**DIRECTIONS FOR THIS TASK:** State how many lines include "color", giving the number by itself.

**TASK DATA:**
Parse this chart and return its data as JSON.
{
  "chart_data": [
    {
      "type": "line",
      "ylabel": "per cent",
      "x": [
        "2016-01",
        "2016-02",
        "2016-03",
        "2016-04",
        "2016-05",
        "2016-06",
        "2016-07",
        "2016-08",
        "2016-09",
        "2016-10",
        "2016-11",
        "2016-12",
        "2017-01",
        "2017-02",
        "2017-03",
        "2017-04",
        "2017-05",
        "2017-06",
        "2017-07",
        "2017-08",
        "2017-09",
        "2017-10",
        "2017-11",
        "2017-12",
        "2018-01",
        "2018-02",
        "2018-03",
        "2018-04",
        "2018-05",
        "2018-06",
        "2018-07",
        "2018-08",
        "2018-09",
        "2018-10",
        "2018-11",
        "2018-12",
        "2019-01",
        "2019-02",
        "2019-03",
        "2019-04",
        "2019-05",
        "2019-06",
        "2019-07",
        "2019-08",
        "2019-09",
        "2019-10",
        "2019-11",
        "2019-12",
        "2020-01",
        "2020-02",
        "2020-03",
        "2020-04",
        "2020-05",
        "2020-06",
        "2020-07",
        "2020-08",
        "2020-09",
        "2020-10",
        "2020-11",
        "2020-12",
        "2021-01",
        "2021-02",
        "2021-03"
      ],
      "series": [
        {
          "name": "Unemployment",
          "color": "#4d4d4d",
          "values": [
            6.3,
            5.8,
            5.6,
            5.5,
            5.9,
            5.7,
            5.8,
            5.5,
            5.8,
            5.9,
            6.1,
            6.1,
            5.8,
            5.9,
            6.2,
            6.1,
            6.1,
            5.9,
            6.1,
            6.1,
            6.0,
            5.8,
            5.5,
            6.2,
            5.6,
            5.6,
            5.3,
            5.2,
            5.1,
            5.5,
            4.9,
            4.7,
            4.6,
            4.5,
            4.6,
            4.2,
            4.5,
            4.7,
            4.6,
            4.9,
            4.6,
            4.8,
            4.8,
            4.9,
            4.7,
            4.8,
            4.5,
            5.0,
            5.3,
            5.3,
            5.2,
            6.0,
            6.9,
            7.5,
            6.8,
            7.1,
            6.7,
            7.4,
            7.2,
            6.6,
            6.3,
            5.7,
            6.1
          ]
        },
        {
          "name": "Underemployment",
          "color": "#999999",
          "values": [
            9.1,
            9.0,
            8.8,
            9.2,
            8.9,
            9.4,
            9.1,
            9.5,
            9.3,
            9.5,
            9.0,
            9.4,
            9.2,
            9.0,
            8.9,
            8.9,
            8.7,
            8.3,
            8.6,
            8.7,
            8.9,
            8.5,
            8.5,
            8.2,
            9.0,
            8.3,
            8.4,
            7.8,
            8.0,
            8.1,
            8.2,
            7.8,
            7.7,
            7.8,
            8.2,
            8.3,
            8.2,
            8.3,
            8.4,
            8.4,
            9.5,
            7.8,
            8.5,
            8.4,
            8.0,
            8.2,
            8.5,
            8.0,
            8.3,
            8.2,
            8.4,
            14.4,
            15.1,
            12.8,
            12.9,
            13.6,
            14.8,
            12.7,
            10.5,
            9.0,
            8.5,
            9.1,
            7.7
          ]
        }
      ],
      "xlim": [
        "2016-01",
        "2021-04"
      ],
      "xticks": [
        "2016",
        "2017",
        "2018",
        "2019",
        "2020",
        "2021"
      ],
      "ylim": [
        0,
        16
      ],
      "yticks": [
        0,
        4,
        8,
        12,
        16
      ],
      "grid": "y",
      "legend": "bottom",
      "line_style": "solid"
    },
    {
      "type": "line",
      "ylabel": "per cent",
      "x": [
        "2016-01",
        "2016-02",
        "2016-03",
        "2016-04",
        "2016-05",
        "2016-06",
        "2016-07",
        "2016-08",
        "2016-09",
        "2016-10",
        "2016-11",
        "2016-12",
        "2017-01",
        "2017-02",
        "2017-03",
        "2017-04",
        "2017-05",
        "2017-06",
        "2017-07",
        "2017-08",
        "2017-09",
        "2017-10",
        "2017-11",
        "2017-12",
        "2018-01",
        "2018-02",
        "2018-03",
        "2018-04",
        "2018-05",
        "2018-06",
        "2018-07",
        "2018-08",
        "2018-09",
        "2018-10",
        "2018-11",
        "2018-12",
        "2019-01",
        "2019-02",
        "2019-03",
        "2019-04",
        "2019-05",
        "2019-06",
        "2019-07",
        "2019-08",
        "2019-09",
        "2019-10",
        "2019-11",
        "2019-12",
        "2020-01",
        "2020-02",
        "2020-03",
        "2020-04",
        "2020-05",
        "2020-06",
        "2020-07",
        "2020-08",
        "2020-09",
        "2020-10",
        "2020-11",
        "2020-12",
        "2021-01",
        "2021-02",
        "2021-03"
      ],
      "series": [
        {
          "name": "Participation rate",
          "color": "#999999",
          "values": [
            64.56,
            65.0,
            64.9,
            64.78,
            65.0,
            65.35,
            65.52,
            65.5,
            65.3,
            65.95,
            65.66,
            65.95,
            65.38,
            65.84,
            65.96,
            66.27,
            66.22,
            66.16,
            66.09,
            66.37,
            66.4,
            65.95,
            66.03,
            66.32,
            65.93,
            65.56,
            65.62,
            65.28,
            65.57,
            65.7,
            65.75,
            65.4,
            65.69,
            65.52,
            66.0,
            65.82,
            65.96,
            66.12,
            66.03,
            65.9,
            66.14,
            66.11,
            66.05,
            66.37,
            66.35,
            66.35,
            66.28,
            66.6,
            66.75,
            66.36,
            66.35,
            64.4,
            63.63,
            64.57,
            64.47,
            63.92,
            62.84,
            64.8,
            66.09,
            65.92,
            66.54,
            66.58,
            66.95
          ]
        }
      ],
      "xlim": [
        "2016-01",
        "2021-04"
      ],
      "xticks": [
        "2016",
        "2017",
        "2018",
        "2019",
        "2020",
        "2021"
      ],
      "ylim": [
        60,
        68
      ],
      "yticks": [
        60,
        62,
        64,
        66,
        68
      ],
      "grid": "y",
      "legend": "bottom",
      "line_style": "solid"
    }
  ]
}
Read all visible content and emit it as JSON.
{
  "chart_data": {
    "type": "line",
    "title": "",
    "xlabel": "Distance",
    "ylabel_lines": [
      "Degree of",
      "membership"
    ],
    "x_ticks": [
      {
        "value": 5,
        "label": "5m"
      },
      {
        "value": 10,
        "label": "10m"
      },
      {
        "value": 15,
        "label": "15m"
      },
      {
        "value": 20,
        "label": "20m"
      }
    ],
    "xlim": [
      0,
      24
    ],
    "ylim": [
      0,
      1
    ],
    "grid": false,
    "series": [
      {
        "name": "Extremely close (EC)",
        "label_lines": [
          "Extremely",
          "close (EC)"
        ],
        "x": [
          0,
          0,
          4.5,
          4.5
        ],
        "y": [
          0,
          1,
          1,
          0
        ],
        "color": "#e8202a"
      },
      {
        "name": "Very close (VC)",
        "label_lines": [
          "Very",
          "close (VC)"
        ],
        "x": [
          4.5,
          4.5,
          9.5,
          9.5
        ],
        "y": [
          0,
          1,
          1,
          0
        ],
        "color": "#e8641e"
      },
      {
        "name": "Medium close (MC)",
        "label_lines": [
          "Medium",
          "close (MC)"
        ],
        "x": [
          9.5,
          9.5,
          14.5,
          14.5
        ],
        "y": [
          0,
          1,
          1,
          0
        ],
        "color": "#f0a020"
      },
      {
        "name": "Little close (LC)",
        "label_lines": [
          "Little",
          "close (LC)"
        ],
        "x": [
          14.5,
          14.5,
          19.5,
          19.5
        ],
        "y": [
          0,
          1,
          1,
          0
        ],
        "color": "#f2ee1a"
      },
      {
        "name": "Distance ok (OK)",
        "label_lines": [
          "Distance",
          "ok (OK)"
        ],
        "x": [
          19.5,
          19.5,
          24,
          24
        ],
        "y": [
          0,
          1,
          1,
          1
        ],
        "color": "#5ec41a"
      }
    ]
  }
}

**ANSWER TO THE TASK:** 8